The exercise → Repeat the listing word for word. No pictures belong in the copy.

Supplied records →
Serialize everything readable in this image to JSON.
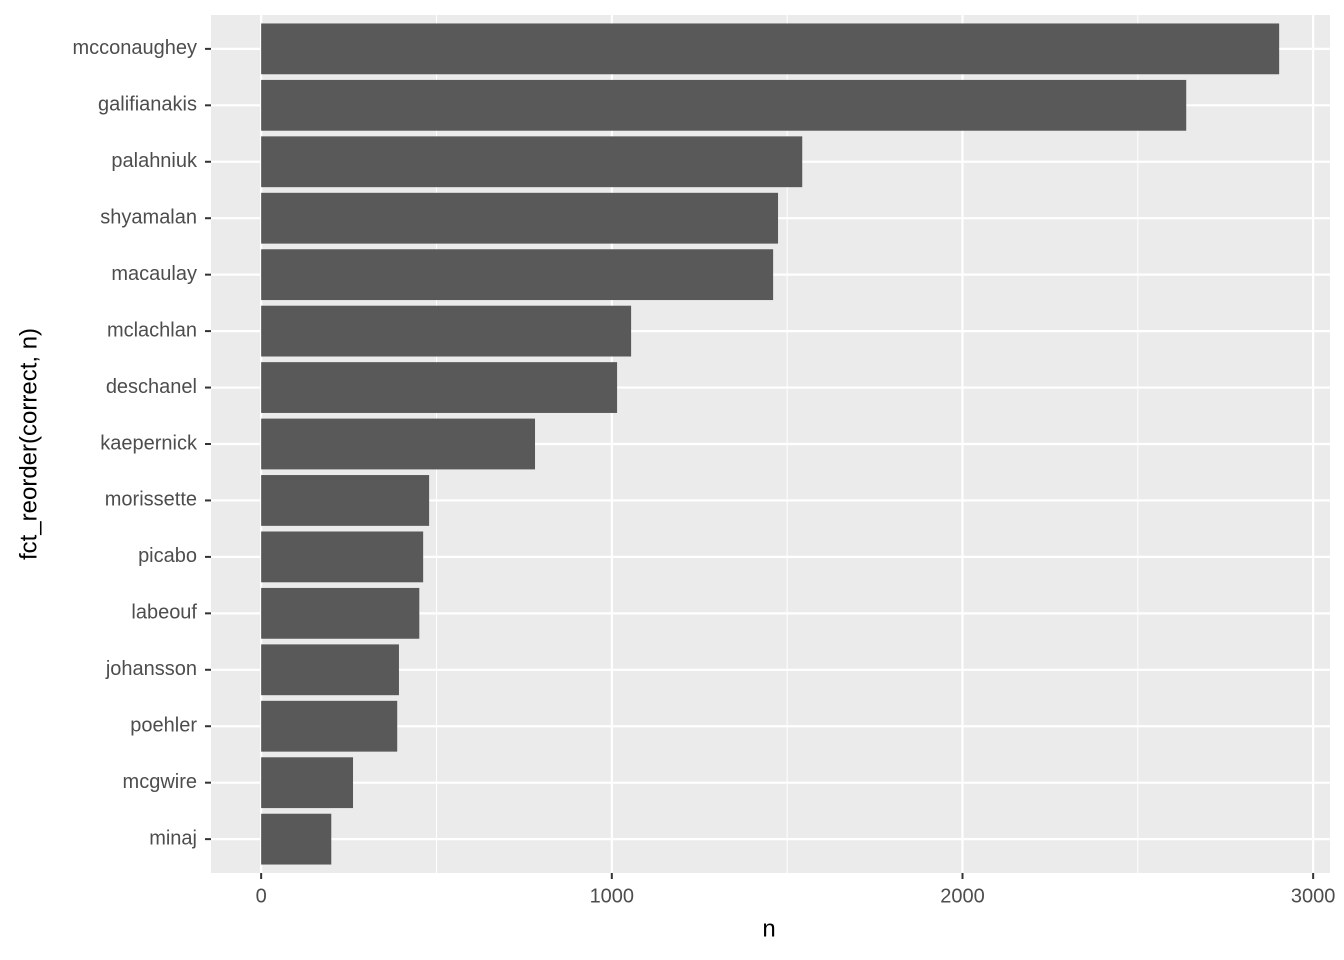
{
  "chart_data": {
    "type": "bar",
    "orientation": "horizontal",
    "x_label": "n",
    "y_label": "fct_reorder(correct, n)",
    "categories": [
      "mcconaughey",
      "galifianakis",
      "palahniuk",
      "shyamalan",
      "macaulay",
      "mclachlan",
      "deschanel",
      "kaepernick",
      "morissette",
      "picabo",
      "labeouf",
      "johansson",
      "poehler",
      "mcgwire",
      "minaj"
    ],
    "values": [
      2903,
      2638,
      1543,
      1474,
      1460,
      1055,
      1015,
      781,
      479,
      462,
      451,
      393,
      388,
      262,
      200
    ],
    "color": "#595959",
    "xlim": [
      -143,
      3048
    ],
    "xticks": [
      0,
      1000,
      2000,
      3000
    ],
    "x_minor_grid": [
      500,
      1500,
      2500
    ],
    "grid": true
  }
}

The answer →
Serialize everything readable in this image to JSON.
{
  "chart_data": {
    "type": "bar",
    "orientation": "horizontal",
    "x_label": "n",
    "y_label": "fct_reorder(correct, n)",
    "categories": [
      "mcconaughey",
      "galifianakis",
      "palahniuk",
      "shyamalan",
      "macaulay",
      "mclachlan",
      "deschanel",
      "kaepernick",
      "morissette",
      "picabo",
      "labeouf",
      "johansson",
      "poehler",
      "mcgwire",
      "minaj"
    ],
    "values": [
      2903,
      2638,
      1543,
      1474,
      1460,
      1055,
      1015,
      781,
      479,
      462,
      451,
      393,
      388,
      262,
      200
    ],
    "color": "#595959",
    "xlim": [
      -143,
      3048
    ],
    "xticks": [
      0,
      1000,
      2000,
      3000
    ],
    "x_minor_grid": [
      500,
      1500,
      2500
    ],
    "grid": true
  }
}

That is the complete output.